What the task asks.
Count how many lines of the material below have the word "Полиграфическая" and give only the number.

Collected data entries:
---*---
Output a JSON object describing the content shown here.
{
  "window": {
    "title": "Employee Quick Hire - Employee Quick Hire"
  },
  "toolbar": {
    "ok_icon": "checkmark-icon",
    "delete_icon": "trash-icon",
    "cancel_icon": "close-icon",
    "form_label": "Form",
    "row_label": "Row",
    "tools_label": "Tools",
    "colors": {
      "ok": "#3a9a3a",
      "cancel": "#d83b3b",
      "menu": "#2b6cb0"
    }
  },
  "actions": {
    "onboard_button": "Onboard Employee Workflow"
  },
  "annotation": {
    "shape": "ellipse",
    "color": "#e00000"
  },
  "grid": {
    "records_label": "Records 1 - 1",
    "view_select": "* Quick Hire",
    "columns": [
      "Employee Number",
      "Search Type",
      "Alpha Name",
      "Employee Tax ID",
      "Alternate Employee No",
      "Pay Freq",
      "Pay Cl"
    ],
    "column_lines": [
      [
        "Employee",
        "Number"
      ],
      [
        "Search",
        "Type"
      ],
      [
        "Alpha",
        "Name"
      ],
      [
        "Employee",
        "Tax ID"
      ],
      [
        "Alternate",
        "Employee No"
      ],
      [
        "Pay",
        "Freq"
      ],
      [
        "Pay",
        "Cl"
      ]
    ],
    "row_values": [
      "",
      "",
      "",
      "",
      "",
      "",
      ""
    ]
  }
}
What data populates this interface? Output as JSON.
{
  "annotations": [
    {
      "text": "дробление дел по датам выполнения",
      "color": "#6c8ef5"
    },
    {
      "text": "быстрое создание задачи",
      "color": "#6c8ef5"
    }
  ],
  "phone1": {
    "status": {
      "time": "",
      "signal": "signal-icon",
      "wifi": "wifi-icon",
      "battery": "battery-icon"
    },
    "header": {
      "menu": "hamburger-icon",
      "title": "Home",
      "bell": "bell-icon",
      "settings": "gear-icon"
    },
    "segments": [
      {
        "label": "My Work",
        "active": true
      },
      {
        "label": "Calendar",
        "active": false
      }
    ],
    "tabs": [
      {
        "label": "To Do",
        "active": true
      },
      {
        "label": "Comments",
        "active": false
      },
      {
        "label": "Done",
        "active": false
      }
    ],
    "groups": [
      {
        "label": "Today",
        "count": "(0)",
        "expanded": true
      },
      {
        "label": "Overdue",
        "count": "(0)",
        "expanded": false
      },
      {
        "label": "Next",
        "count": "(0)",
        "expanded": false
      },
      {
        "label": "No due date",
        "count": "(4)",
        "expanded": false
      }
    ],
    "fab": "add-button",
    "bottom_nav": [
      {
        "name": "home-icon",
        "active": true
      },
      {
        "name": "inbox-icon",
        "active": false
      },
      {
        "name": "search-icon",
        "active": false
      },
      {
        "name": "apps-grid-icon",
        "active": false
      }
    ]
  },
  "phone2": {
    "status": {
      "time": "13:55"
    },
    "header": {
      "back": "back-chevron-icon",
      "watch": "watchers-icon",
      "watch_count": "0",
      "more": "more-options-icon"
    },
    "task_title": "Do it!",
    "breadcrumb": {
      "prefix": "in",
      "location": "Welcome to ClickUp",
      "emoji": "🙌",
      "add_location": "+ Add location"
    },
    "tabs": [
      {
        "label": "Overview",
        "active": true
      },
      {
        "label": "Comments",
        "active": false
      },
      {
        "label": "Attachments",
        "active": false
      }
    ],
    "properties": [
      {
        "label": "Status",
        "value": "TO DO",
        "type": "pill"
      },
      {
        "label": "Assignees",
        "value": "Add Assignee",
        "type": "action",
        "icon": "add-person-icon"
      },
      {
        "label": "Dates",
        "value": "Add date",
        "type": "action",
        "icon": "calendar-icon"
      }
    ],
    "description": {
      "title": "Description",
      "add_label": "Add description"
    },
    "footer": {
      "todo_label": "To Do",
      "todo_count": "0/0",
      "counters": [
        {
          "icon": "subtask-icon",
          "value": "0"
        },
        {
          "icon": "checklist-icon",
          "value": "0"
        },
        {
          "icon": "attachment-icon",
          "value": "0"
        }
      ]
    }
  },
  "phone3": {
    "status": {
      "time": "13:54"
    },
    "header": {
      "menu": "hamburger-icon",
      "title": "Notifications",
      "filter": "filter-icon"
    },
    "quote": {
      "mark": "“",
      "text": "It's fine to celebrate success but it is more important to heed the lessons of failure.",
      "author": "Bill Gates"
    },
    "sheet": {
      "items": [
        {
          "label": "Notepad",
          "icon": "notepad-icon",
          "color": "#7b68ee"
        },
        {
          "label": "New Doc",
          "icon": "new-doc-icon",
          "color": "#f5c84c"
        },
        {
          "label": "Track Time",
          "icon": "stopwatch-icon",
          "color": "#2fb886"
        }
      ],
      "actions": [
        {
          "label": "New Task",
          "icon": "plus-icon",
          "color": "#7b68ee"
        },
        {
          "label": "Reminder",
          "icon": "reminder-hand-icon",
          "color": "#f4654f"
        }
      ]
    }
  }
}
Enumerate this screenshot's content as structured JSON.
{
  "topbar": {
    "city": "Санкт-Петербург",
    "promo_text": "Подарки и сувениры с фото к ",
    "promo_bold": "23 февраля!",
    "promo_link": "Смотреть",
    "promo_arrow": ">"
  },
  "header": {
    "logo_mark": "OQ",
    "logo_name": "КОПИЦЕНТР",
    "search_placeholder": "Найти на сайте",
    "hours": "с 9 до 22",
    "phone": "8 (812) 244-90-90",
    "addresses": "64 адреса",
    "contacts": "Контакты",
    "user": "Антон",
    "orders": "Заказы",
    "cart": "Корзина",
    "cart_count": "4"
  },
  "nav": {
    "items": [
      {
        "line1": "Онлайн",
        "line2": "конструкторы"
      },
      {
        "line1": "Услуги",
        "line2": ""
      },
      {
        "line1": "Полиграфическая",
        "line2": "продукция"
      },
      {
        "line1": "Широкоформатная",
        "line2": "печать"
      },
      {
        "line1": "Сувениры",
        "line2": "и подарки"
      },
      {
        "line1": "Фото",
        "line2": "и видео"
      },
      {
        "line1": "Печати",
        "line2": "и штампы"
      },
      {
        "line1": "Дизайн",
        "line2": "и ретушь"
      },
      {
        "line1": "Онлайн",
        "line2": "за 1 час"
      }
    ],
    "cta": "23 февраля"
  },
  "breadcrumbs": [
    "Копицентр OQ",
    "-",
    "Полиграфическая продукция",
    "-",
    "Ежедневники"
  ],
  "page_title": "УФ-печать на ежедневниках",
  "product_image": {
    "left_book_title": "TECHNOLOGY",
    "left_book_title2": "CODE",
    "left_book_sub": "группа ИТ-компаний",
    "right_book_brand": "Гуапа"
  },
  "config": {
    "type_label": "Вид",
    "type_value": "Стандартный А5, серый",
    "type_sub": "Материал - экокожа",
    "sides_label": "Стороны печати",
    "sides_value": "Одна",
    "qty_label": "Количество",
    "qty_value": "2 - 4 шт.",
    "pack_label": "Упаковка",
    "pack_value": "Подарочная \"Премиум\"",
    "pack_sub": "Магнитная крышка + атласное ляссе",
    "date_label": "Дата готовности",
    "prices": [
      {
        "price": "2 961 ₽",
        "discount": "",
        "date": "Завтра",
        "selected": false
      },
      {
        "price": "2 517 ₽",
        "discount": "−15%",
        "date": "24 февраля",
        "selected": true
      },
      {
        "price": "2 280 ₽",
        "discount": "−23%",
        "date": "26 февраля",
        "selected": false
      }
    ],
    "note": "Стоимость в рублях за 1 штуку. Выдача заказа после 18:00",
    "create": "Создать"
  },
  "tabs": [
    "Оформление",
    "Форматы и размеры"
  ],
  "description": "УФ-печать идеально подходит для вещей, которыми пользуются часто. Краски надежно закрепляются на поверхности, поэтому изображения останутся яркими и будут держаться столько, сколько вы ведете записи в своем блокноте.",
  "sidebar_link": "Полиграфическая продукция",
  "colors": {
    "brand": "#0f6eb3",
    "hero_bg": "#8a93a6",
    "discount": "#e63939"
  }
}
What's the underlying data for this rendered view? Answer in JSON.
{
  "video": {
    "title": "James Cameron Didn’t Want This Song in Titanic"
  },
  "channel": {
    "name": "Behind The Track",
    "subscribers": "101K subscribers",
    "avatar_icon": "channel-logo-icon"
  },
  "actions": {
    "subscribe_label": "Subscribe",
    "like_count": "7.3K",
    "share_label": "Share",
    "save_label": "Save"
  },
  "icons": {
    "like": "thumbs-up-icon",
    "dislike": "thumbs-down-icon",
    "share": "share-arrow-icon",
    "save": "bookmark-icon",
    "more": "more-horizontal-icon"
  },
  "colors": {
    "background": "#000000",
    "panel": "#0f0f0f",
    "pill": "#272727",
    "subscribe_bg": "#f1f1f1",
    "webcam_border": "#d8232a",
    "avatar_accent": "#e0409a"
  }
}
---*---
Output for this exercise.
3